Given task => Your task is to repeat the entries word for word while leaving out the pictures.

Provided records =>
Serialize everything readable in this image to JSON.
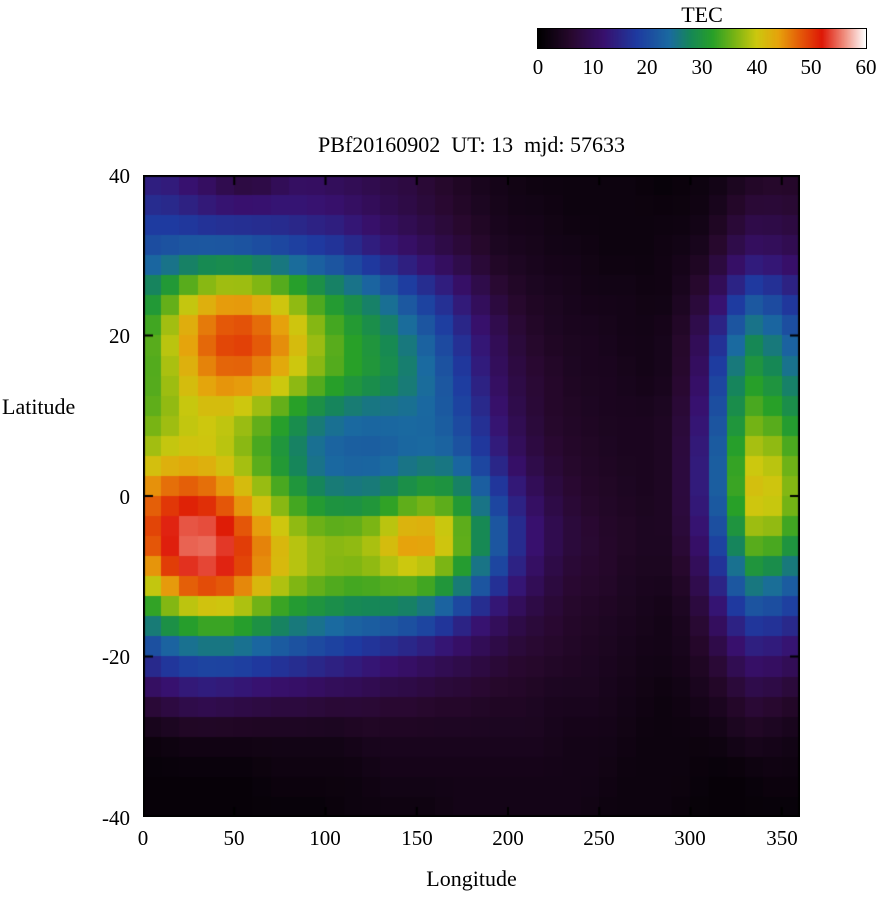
{
  "chart_data": {
    "type": "heatmap",
    "title": "PBf20160902  UT: 13  mjd: 57633",
    "xlabel": "Longitude",
    "ylabel": "Latitude",
    "x_range": [
      0,
      360
    ],
    "y_range": [
      -40,
      40
    ],
    "x_ticks": [
      0,
      50,
      100,
      150,
      200,
      250,
      300,
      350
    ],
    "y_ticks": [
      40,
      20,
      0,
      -20,
      -40
    ],
    "grid": false,
    "colorbar": {
      "title": "TEC",
      "min": 0,
      "max": 60,
      "ticks": [
        0,
        10,
        20,
        30,
        40,
        50,
        60
      ],
      "position": "top-right-horizontal"
    },
    "palette_stops": [
      [
        0,
        "#000000"
      ],
      [
        6,
        "#28082e"
      ],
      [
        12,
        "#38106e"
      ],
      [
        18,
        "#1e3aa0"
      ],
      [
        24,
        "#1a6aa0"
      ],
      [
        28,
        "#168855"
      ],
      [
        32,
        "#28a028"
      ],
      [
        36,
        "#78b414"
      ],
      [
        40,
        "#ccc80e"
      ],
      [
        44,
        "#e6a30c"
      ],
      [
        48,
        "#e45a08"
      ],
      [
        52,
        "#de1806"
      ],
      [
        56,
        "#ef8a7a"
      ],
      [
        60,
        "#ffffff"
      ]
    ],
    "lats": [
      40,
      35,
      30,
      25,
      20,
      15,
      10,
      5,
      0,
      -5,
      -10,
      -15,
      -20,
      -25,
      -30,
      -35,
      -40
    ],
    "lons": [
      0,
      10,
      20,
      30,
      40,
      50,
      60,
      70,
      80,
      90,
      100,
      110,
      120,
      130,
      140,
      150,
      160,
      170,
      180,
      190,
      200,
      210,
      220,
      230,
      240,
      250,
      260,
      270,
      280,
      290,
      300,
      310,
      320,
      330,
      340,
      350
    ],
    "values_tecu": [
      [
        13,
        13,
        12,
        10,
        9,
        6,
        6,
        7,
        10,
        10,
        10,
        9,
        9,
        8,
        8,
        7,
        6,
        5,
        4,
        3,
        3,
        2,
        2,
        2,
        2,
        2,
        2,
        2,
        1,
        1,
        2,
        2,
        3,
        4,
        5,
        5
      ],
      [
        17,
        17,
        16,
        15,
        14,
        14,
        14,
        14,
        14,
        13,
        13,
        12,
        11,
        10,
        9,
        8,
        7,
        6,
        5,
        4,
        3,
        3,
        3,
        2,
        2,
        2,
        2,
        2,
        2,
        2,
        2,
        3,
        5,
        7,
        8,
        7
      ],
      [
        21,
        22,
        23,
        24,
        24,
        24,
        23,
        22,
        21,
        20,
        19,
        18,
        16,
        14,
        13,
        11,
        10,
        8,
        7,
        5,
        4,
        4,
        3,
        3,
        3,
        2,
        2,
        2,
        2,
        3,
        3,
        5,
        8,
        11,
        12,
        10
      ],
      [
        28,
        31,
        36,
        40,
        42,
        43,
        42,
        40,
        37,
        34,
        31,
        29,
        27,
        25,
        22,
        19,
        17,
        14,
        11,
        8,
        6,
        5,
        4,
        4,
        3,
        3,
        3,
        3,
        2,
        3,
        5,
        8,
        14,
        19,
        21,
        16
      ],
      [
        32,
        37,
        42,
        47,
        49,
        51,
        50,
        48,
        44,
        40,
        36,
        33,
        31,
        29,
        27,
        24,
        21,
        18,
        14,
        11,
        8,
        6,
        5,
        4,
        4,
        4,
        3,
        3,
        3,
        4,
        7,
        12,
        20,
        26,
        28,
        22
      ],
      [
        32,
        36,
        40,
        44,
        46,
        47,
        46,
        44,
        41,
        38,
        35,
        33,
        31,
        30,
        28,
        26,
        23,
        20,
        16,
        12,
        9,
        7,
        6,
        5,
        4,
        4,
        4,
        3,
        3,
        4,
        8,
        14,
        24,
        30,
        32,
        26
      ],
      [
        34,
        36,
        38,
        40,
        40,
        39,
        37,
        34,
        31,
        28,
        26,
        25,
        24,
        24,
        24,
        24,
        23,
        21,
        18,
        14,
        10,
        8,
        6,
        5,
        5,
        4,
        4,
        4,
        4,
        5,
        9,
        16,
        26,
        33,
        36,
        30
      ],
      [
        38,
        40,
        41,
        41,
        40,
        38,
        35,
        31,
        28,
        25,
        23,
        22,
        22,
        22,
        23,
        24,
        24,
        23,
        20,
        16,
        12,
        9,
        7,
        6,
        5,
        5,
        4,
        4,
        4,
        5,
        10,
        17,
        28,
        37,
        42,
        35
      ],
      [
        46,
        48,
        50,
        50,
        48,
        45,
        41,
        37,
        33,
        30,
        28,
        27,
        27,
        28,
        30,
        32,
        33,
        31,
        27,
        21,
        16,
        12,
        9,
        7,
        6,
        5,
        5,
        4,
        4,
        5,
        10,
        17,
        28,
        38,
        45,
        37
      ],
      [
        48,
        52,
        55,
        56,
        55,
        52,
        48,
        44,
        40,
        38,
        37,
        37,
        38,
        40,
        45,
        47,
        45,
        40,
        33,
        26,
        19,
        14,
        11,
        8,
        7,
        6,
        5,
        5,
        4,
        5,
        9,
        15,
        25,
        33,
        40,
        32
      ],
      [
        40,
        46,
        51,
        53,
        53,
        51,
        47,
        43,
        40,
        38,
        37,
        36,
        36,
        37,
        38,
        38,
        36,
        32,
        27,
        21,
        16,
        12,
        9,
        7,
        6,
        6,
        5,
        4,
        4,
        4,
        7,
        12,
        20,
        27,
        29,
        24
      ],
      [
        27,
        31,
        34,
        36,
        37,
        36,
        34,
        31,
        29,
        28,
        27,
        26,
        25,
        25,
        24,
        23,
        21,
        18,
        15,
        12,
        10,
        8,
        7,
        6,
        5,
        5,
        4,
        4,
        3,
        3,
        5,
        9,
        14,
        18,
        20,
        17
      ],
      [
        17,
        19,
        21,
        22,
        22,
        22,
        21,
        20,
        19,
        18,
        17,
        16,
        15,
        14,
        13,
        12,
        11,
        10,
        9,
        8,
        7,
        6,
        6,
        5,
        5,
        4,
        4,
        3,
        3,
        3,
        4,
        6,
        9,
        12,
        13,
        11
      ],
      [
        8,
        9,
        10,
        11,
        11,
        10,
        10,
        9,
        9,
        9,
        8,
        8,
        8,
        7,
        7,
        7,
        6,
        6,
        6,
        5,
        5,
        5,
        4,
        4,
        4,
        4,
        3,
        3,
        2,
        2,
        3,
        4,
        5,
        7,
        8,
        6
      ],
      [
        2,
        2,
        3,
        3,
        3,
        3,
        3,
        3,
        3,
        3,
        3,
        3,
        4,
        4,
        4,
        4,
        4,
        4,
        4,
        4,
        4,
        4,
        4,
        3,
        3,
        3,
        3,
        2,
        2,
        2,
        2,
        2,
        3,
        4,
        4,
        3
      ],
      [
        1,
        1,
        1,
        1,
        1,
        1,
        1,
        2,
        2,
        2,
        2,
        2,
        2,
        3,
        3,
        3,
        3,
        3,
        3,
        3,
        3,
        3,
        3,
        3,
        3,
        3,
        2,
        2,
        2,
        2,
        2,
        1,
        1,
        1,
        2,
        2
      ],
      [
        1,
        1,
        1,
        1,
        1,
        1,
        1,
        1,
        1,
        1,
        1,
        2,
        2,
        2,
        2,
        2,
        2,
        3,
        3,
        3,
        3,
        3,
        3,
        3,
        3,
        2,
        2,
        2,
        2,
        2,
        1,
        1,
        1,
        1,
        1,
        1
      ]
    ]
  }
}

Correct output =>
Serialize everything readable in this image to JSON.
{
  "chart_data": {
    "type": "heatmap",
    "title": "PBf20160902  UT: 13  mjd: 57633",
    "xlabel": "Longitude",
    "ylabel": "Latitude",
    "x_range": [
      0,
      360
    ],
    "y_range": [
      -40,
      40
    ],
    "x_ticks": [
      0,
      50,
      100,
      150,
      200,
      250,
      300,
      350
    ],
    "y_ticks": [
      40,
      20,
      0,
      -20,
      -40
    ],
    "grid": false,
    "colorbar": {
      "title": "TEC",
      "min": 0,
      "max": 60,
      "ticks": [
        0,
        10,
        20,
        30,
        40,
        50,
        60
      ],
      "position": "top-right-horizontal"
    },
    "palette_stops": [
      [
        0,
        "#000000"
      ],
      [
        6,
        "#28082e"
      ],
      [
        12,
        "#38106e"
      ],
      [
        18,
        "#1e3aa0"
      ],
      [
        24,
        "#1a6aa0"
      ],
      [
        28,
        "#168855"
      ],
      [
        32,
        "#28a028"
      ],
      [
        36,
        "#78b414"
      ],
      [
        40,
        "#ccc80e"
      ],
      [
        44,
        "#e6a30c"
      ],
      [
        48,
        "#e45a08"
      ],
      [
        52,
        "#de1806"
      ],
      [
        56,
        "#ef8a7a"
      ],
      [
        60,
        "#ffffff"
      ]
    ],
    "lats": [
      40,
      35,
      30,
      25,
      20,
      15,
      10,
      5,
      0,
      -5,
      -10,
      -15,
      -20,
      -25,
      -30,
      -35,
      -40
    ],
    "lons": [
      0,
      10,
      20,
      30,
      40,
      50,
      60,
      70,
      80,
      90,
      100,
      110,
      120,
      130,
      140,
      150,
      160,
      170,
      180,
      190,
      200,
      210,
      220,
      230,
      240,
      250,
      260,
      270,
      280,
      290,
      300,
      310,
      320,
      330,
      340,
      350
    ],
    "values_tecu": [
      [
        13,
        13,
        12,
        10,
        9,
        6,
        6,
        7,
        10,
        10,
        10,
        9,
        9,
        8,
        8,
        7,
        6,
        5,
        4,
        3,
        3,
        2,
        2,
        2,
        2,
        2,
        2,
        2,
        1,
        1,
        2,
        2,
        3,
        4,
        5,
        5
      ],
      [
        17,
        17,
        16,
        15,
        14,
        14,
        14,
        14,
        14,
        13,
        13,
        12,
        11,
        10,
        9,
        8,
        7,
        6,
        5,
        4,
        3,
        3,
        3,
        2,
        2,
        2,
        2,
        2,
        2,
        2,
        2,
        3,
        5,
        7,
        8,
        7
      ],
      [
        21,
        22,
        23,
        24,
        24,
        24,
        23,
        22,
        21,
        20,
        19,
        18,
        16,
        14,
        13,
        11,
        10,
        8,
        7,
        5,
        4,
        4,
        3,
        3,
        3,
        2,
        2,
        2,
        2,
        3,
        3,
        5,
        8,
        11,
        12,
        10
      ],
      [
        28,
        31,
        36,
        40,
        42,
        43,
        42,
        40,
        37,
        34,
        31,
        29,
        27,
        25,
        22,
        19,
        17,
        14,
        11,
        8,
        6,
        5,
        4,
        4,
        3,
        3,
        3,
        3,
        2,
        3,
        5,
        8,
        14,
        19,
        21,
        16
      ],
      [
        32,
        37,
        42,
        47,
        49,
        51,
        50,
        48,
        44,
        40,
        36,
        33,
        31,
        29,
        27,
        24,
        21,
        18,
        14,
        11,
        8,
        6,
        5,
        4,
        4,
        4,
        3,
        3,
        3,
        4,
        7,
        12,
        20,
        26,
        28,
        22
      ],
      [
        32,
        36,
        40,
        44,
        46,
        47,
        46,
        44,
        41,
        38,
        35,
        33,
        31,
        30,
        28,
        26,
        23,
        20,
        16,
        12,
        9,
        7,
        6,
        5,
        4,
        4,
        4,
        3,
        3,
        4,
        8,
        14,
        24,
        30,
        32,
        26
      ],
      [
        34,
        36,
        38,
        40,
        40,
        39,
        37,
        34,
        31,
        28,
        26,
        25,
        24,
        24,
        24,
        24,
        23,
        21,
        18,
        14,
        10,
        8,
        6,
        5,
        5,
        4,
        4,
        4,
        4,
        5,
        9,
        16,
        26,
        33,
        36,
        30
      ],
      [
        38,
        40,
        41,
        41,
        40,
        38,
        35,
        31,
        28,
        25,
        23,
        22,
        22,
        22,
        23,
        24,
        24,
        23,
        20,
        16,
        12,
        9,
        7,
        6,
        5,
        5,
        4,
        4,
        4,
        5,
        10,
        17,
        28,
        37,
        42,
        35
      ],
      [
        46,
        48,
        50,
        50,
        48,
        45,
        41,
        37,
        33,
        30,
        28,
        27,
        27,
        28,
        30,
        32,
        33,
        31,
        27,
        21,
        16,
        12,
        9,
        7,
        6,
        5,
        5,
        4,
        4,
        5,
        10,
        17,
        28,
        38,
        45,
        37
      ],
      [
        48,
        52,
        55,
        56,
        55,
        52,
        48,
        44,
        40,
        38,
        37,
        37,
        38,
        40,
        45,
        47,
        45,
        40,
        33,
        26,
        19,
        14,
        11,
        8,
        7,
        6,
        5,
        5,
        4,
        5,
        9,
        15,
        25,
        33,
        40,
        32
      ],
      [
        40,
        46,
        51,
        53,
        53,
        51,
        47,
        43,
        40,
        38,
        37,
        36,
        36,
        37,
        38,
        38,
        36,
        32,
        27,
        21,
        16,
        12,
        9,
        7,
        6,
        6,
        5,
        4,
        4,
        4,
        7,
        12,
        20,
        27,
        29,
        24
      ],
      [
        27,
        31,
        34,
        36,
        37,
        36,
        34,
        31,
        29,
        28,
        27,
        26,
        25,
        25,
        24,
        23,
        21,
        18,
        15,
        12,
        10,
        8,
        7,
        6,
        5,
        5,
        4,
        4,
        3,
        3,
        5,
        9,
        14,
        18,
        20,
        17
      ],
      [
        17,
        19,
        21,
        22,
        22,
        22,
        21,
        20,
        19,
        18,
        17,
        16,
        15,
        14,
        13,
        12,
        11,
        10,
        9,
        8,
        7,
        6,
        6,
        5,
        5,
        4,
        4,
        3,
        3,
        3,
        4,
        6,
        9,
        12,
        13,
        11
      ],
      [
        8,
        9,
        10,
        11,
        11,
        10,
        10,
        9,
        9,
        9,
        8,
        8,
        8,
        7,
        7,
        7,
        6,
        6,
        6,
        5,
        5,
        5,
        4,
        4,
        4,
        4,
        3,
        3,
        2,
        2,
        3,
        4,
        5,
        7,
        8,
        6
      ],
      [
        2,
        2,
        3,
        3,
        3,
        3,
        3,
        3,
        3,
        3,
        3,
        3,
        4,
        4,
        4,
        4,
        4,
        4,
        4,
        4,
        4,
        4,
        4,
        3,
        3,
        3,
        3,
        2,
        2,
        2,
        2,
        2,
        3,
        4,
        4,
        3
      ],
      [
        1,
        1,
        1,
        1,
        1,
        1,
        1,
        2,
        2,
        2,
        2,
        2,
        2,
        3,
        3,
        3,
        3,
        3,
        3,
        3,
        3,
        3,
        3,
        3,
        3,
        3,
        2,
        2,
        2,
        2,
        2,
        1,
        1,
        1,
        2,
        2
      ],
      [
        1,
        1,
        1,
        1,
        1,
        1,
        1,
        1,
        1,
        1,
        1,
        2,
        2,
        2,
        2,
        2,
        2,
        3,
        3,
        3,
        3,
        3,
        3,
        3,
        3,
        2,
        2,
        2,
        2,
        2,
        1,
        1,
        1,
        1,
        1,
        1
      ]
    ]
  }
}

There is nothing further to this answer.